» What is expected: Pick out the lines below with "πρόληψη" and list them.

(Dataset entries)
>>>

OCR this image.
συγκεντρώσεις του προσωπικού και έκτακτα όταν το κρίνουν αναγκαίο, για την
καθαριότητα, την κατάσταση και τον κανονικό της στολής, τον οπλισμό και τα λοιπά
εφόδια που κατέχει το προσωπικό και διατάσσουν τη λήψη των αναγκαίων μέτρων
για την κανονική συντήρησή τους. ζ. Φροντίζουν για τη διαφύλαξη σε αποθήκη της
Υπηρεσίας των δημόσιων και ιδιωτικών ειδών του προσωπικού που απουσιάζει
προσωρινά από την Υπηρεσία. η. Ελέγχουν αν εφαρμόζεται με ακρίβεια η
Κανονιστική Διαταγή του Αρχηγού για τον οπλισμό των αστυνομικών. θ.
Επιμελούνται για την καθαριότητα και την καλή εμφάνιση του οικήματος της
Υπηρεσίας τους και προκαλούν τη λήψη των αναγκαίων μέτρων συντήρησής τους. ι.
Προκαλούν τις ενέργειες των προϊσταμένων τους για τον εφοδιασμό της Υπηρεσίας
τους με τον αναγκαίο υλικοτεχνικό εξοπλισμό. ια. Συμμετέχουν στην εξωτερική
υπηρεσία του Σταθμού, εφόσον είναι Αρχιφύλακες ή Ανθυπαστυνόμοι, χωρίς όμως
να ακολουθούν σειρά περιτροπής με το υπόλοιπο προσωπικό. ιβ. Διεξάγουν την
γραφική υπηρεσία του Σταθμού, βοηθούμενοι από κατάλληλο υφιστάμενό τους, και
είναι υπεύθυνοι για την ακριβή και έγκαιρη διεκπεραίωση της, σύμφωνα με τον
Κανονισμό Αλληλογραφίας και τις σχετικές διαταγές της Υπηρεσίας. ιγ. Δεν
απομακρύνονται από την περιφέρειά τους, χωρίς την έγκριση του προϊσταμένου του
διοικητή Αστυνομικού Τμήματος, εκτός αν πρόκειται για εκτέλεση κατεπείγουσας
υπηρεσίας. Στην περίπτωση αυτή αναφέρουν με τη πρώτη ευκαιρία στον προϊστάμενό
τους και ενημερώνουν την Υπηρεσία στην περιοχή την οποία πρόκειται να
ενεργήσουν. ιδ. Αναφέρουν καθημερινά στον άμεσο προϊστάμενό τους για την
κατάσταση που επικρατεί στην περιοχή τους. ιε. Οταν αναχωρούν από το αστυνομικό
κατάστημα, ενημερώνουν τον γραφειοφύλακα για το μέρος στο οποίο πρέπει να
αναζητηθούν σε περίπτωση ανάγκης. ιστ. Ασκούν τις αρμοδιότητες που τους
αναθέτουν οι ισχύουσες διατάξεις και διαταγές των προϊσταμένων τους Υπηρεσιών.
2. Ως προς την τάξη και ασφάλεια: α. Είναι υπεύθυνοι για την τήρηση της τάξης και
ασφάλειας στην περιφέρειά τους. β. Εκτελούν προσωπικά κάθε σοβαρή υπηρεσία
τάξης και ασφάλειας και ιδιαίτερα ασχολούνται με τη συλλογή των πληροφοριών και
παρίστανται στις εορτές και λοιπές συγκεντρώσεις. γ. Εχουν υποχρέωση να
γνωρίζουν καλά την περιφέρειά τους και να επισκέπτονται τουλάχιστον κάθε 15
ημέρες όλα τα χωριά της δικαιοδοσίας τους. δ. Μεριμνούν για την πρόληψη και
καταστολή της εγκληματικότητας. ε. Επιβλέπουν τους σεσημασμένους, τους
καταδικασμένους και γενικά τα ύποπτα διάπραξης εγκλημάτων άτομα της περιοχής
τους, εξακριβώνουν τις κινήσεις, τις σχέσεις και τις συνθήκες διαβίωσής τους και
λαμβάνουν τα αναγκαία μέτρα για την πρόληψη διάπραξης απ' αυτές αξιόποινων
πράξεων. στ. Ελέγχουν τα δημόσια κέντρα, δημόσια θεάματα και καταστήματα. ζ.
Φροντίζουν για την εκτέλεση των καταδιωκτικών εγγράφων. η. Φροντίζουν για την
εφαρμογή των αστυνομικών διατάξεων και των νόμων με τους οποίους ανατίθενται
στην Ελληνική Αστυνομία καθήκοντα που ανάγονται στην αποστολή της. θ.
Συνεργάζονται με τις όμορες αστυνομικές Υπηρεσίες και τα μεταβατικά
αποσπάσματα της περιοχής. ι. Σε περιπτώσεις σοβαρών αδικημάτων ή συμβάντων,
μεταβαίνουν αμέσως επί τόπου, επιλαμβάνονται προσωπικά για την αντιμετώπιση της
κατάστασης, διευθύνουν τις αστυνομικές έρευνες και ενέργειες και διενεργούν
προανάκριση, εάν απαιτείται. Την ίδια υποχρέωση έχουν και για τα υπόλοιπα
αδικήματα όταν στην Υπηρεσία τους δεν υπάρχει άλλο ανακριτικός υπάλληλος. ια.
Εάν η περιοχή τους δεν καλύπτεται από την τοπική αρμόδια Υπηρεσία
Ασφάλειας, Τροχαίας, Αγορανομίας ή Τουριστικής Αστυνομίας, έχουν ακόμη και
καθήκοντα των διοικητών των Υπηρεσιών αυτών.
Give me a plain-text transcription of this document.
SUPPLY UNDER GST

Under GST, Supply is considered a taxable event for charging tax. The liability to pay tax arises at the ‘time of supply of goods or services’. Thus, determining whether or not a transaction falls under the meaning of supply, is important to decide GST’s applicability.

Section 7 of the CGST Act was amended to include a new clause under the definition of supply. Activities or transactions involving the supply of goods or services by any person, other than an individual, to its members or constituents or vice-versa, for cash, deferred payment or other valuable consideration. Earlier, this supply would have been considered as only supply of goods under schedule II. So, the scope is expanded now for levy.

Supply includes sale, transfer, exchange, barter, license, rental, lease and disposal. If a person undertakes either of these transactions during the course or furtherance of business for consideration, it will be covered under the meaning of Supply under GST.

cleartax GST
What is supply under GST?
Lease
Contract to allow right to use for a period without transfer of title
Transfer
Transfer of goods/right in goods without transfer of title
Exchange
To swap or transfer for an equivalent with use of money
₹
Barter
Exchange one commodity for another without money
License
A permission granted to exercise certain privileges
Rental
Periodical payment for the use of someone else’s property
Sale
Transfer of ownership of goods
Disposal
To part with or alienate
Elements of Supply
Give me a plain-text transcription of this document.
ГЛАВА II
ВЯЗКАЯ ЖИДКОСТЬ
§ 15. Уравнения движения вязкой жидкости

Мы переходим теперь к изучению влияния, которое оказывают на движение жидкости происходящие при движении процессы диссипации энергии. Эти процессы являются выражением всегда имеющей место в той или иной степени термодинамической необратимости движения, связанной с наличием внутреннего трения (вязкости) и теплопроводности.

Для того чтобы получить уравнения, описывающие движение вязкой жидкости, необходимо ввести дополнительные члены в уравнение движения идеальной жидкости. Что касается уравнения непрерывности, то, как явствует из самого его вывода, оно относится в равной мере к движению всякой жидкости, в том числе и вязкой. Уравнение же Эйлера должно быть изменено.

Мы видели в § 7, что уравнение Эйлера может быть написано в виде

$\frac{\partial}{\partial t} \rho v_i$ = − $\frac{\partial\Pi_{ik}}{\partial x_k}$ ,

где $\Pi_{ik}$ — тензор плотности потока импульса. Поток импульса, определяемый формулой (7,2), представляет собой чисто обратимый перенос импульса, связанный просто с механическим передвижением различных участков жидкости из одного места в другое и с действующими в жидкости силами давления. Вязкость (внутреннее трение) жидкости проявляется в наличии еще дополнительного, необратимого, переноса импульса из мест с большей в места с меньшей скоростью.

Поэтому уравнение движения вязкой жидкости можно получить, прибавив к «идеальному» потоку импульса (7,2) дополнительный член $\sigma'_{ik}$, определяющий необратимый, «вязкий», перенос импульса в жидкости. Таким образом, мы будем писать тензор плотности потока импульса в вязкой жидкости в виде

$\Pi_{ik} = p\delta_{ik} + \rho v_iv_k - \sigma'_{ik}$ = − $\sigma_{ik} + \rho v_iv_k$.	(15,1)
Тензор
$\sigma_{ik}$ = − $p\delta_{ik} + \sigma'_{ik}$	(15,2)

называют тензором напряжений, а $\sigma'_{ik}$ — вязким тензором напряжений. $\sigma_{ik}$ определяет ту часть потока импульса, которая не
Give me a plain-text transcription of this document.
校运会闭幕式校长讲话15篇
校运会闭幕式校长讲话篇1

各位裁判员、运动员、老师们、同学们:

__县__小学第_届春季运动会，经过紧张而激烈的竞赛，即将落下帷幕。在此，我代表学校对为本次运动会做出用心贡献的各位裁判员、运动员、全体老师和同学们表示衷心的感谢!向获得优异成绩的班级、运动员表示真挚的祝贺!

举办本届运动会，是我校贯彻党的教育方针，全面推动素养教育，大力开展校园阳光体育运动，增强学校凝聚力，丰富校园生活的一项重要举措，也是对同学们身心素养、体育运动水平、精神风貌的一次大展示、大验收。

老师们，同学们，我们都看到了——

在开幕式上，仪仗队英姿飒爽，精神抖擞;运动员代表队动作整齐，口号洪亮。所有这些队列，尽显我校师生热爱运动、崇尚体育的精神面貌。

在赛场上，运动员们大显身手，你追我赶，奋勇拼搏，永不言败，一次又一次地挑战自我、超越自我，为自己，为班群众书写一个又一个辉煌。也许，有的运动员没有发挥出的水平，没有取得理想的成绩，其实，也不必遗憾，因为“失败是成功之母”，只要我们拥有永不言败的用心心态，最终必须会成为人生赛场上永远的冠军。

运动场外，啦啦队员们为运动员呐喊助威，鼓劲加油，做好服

<<<

» Response:
ημέρες όλα τα χωριά της δικαιοδοσίας τους. δ. Μεριμνούν για την πρόληψη και
λαμβάνουν τα αναγκαία μέτρα για την πρόληψη διάπραξης απ' αυτές αξιόποινων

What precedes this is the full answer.